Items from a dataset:
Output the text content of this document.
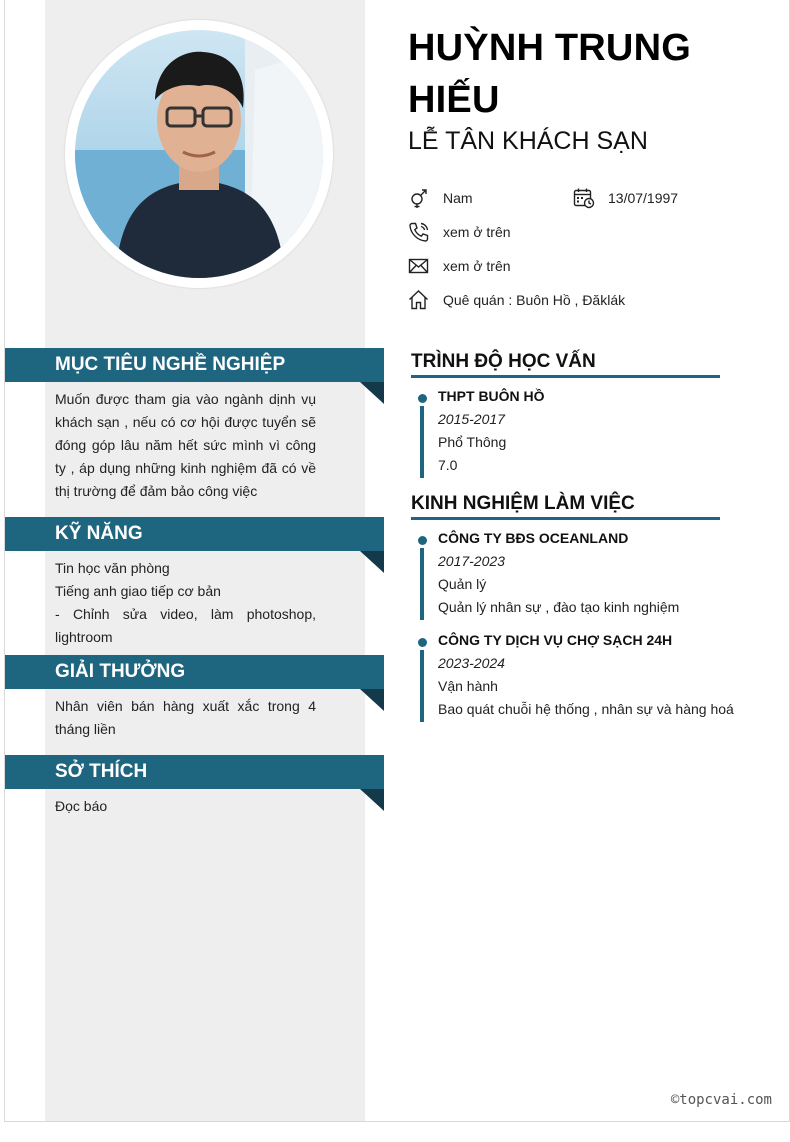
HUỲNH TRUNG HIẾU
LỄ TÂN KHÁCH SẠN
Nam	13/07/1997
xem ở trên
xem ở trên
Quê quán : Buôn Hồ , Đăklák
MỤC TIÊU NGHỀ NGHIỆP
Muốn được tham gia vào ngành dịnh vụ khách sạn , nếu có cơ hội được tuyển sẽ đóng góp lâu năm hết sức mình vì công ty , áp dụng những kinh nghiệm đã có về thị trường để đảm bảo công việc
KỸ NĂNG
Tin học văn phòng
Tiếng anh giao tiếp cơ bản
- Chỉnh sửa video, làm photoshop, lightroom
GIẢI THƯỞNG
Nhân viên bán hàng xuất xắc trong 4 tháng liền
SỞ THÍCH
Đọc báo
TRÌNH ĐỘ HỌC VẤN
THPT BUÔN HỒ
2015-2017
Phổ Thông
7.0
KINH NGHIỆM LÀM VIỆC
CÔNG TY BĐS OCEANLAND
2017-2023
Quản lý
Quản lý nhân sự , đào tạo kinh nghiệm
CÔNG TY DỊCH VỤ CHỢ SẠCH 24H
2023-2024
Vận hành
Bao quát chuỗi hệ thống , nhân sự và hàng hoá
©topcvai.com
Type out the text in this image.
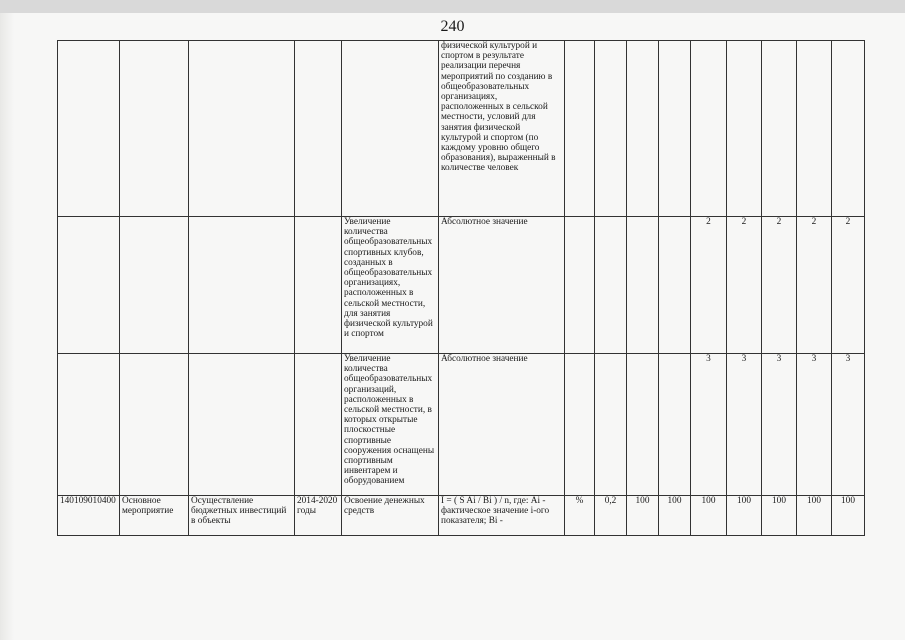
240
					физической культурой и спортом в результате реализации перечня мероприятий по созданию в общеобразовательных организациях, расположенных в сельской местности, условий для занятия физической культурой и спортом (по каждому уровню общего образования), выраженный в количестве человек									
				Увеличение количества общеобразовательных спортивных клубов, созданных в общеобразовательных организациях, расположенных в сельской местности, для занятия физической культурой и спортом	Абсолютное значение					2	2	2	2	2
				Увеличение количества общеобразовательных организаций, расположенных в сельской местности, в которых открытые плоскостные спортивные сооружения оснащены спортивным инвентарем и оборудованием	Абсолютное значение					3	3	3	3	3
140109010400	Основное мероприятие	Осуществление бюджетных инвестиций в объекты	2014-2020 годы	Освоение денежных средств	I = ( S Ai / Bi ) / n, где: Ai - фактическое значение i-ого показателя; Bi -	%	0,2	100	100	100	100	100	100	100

§ **Goal**
How many lines in the listing above contain the string "Увеличение"? Answer with the number only.

§ **Response below**
2